#### DATA EXTRACT ####

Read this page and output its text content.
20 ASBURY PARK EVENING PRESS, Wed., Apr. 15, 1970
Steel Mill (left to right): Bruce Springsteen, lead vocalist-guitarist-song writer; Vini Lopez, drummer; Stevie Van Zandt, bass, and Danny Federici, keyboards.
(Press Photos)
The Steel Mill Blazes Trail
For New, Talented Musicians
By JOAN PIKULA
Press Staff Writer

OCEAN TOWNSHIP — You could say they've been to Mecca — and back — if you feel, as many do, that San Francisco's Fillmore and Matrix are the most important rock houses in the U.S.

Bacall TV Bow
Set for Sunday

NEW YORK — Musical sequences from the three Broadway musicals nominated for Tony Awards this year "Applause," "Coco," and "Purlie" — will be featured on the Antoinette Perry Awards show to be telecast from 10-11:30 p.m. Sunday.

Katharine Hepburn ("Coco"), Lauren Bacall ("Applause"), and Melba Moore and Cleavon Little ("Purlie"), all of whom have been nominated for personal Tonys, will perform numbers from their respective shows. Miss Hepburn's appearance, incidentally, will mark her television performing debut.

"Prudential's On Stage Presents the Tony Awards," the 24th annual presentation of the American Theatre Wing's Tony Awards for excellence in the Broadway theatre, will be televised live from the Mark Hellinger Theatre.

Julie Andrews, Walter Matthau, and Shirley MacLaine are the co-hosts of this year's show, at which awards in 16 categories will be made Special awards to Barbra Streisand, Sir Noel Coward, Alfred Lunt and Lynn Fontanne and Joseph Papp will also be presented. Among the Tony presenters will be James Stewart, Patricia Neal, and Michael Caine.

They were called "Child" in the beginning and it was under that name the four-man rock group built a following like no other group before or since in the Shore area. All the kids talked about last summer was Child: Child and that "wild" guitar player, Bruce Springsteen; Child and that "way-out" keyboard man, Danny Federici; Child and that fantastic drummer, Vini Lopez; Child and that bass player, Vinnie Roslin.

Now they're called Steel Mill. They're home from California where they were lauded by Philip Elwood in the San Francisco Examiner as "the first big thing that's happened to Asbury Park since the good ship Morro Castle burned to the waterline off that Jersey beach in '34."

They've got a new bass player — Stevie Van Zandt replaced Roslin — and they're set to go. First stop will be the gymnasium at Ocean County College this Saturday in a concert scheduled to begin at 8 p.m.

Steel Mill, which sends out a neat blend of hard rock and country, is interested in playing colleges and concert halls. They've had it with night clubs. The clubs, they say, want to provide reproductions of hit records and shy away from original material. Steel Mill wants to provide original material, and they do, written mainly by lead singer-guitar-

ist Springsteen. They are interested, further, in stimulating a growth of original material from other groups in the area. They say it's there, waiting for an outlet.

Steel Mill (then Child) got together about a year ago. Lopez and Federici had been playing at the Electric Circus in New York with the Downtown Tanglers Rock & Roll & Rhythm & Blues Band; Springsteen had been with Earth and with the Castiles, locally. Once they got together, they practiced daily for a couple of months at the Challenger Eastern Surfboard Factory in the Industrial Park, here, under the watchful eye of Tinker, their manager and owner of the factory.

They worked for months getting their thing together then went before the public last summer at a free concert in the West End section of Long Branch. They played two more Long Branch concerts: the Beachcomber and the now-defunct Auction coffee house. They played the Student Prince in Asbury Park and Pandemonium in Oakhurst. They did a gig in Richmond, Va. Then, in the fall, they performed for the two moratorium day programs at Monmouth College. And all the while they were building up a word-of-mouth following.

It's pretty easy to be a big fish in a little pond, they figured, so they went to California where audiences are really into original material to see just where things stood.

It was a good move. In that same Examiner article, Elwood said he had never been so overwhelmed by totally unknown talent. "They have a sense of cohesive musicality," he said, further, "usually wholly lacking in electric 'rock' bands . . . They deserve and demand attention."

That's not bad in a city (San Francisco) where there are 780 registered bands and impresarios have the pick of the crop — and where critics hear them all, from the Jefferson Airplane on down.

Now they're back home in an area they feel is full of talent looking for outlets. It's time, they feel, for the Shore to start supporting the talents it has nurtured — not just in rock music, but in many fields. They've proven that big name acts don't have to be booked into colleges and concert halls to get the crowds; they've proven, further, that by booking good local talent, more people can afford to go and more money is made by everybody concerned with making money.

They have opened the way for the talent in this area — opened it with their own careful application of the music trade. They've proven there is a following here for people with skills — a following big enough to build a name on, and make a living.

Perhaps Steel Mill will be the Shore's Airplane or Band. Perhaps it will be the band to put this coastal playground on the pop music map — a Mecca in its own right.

####

Using the entries above, find all lines with "player". Copy them.

They were called "Child" in the beginning and it was under that name the four-man rock group built a following like no other group before or since in the Shore area. All the kids talked about last summer was Child: Child and that "wild" guitar player, Bruce Springsteen; Child and that "way-out" keyboard man, Danny Federici; Child and that fantastic drummer, Vini Lopez; Child and that bass player, Vinnie Roslin.
They've got a new bass player — Stevie Van Zandt replaced Roslin — and they're set to go. First stop will be the gymnasium at Ocean County College this Saturday in a concert scheduled to begin at 8 p.m.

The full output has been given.